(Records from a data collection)
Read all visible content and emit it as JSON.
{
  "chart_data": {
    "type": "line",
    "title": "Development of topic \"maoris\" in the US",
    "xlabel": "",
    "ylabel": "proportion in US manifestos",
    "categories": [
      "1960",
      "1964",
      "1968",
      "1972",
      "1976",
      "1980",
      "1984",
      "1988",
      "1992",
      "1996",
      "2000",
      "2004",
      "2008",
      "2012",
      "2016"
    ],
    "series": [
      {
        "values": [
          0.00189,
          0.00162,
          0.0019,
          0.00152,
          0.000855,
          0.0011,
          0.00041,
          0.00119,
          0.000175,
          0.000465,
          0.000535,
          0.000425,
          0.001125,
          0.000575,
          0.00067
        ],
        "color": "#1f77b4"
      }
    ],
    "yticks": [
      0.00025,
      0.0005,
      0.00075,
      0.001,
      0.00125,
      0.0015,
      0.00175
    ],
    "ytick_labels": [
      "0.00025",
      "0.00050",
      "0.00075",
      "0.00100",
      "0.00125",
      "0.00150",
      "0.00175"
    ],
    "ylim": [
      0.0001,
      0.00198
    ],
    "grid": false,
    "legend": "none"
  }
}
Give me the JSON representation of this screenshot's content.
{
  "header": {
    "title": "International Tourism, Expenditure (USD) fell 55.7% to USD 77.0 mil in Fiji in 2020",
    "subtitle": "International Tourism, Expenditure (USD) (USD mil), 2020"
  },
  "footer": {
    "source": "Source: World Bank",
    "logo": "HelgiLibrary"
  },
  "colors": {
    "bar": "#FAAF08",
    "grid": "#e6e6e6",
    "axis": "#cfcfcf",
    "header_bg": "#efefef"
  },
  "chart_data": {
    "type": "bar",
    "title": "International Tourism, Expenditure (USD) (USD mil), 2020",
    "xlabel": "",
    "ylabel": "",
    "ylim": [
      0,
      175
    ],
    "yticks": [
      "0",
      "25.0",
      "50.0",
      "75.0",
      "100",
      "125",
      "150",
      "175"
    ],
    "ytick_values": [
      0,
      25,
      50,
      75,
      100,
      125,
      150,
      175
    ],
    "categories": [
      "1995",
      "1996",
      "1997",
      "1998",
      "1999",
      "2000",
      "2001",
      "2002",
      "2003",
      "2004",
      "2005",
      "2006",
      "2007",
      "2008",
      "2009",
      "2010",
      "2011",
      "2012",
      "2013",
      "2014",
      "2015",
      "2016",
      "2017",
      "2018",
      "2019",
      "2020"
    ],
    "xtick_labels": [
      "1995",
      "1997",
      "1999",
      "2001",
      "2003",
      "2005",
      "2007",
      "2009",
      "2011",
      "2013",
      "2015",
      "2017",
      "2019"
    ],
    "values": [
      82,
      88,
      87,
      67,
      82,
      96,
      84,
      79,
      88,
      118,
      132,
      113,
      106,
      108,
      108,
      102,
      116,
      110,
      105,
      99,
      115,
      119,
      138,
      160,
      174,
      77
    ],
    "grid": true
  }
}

* _Aim of the exercise_
Of the lines above, copy each that contains "Tourism".

* _The output_
    "title": "International Tourism, Expenditure (USD) fell 55.7% to USD 77.0 mil in Fiji in 2020",
    "subtitle": "International Tourism, Expenditure (USD) (USD mil), 2020"
    "title": "International Tourism, Expenditure (USD) (USD mil), 2020",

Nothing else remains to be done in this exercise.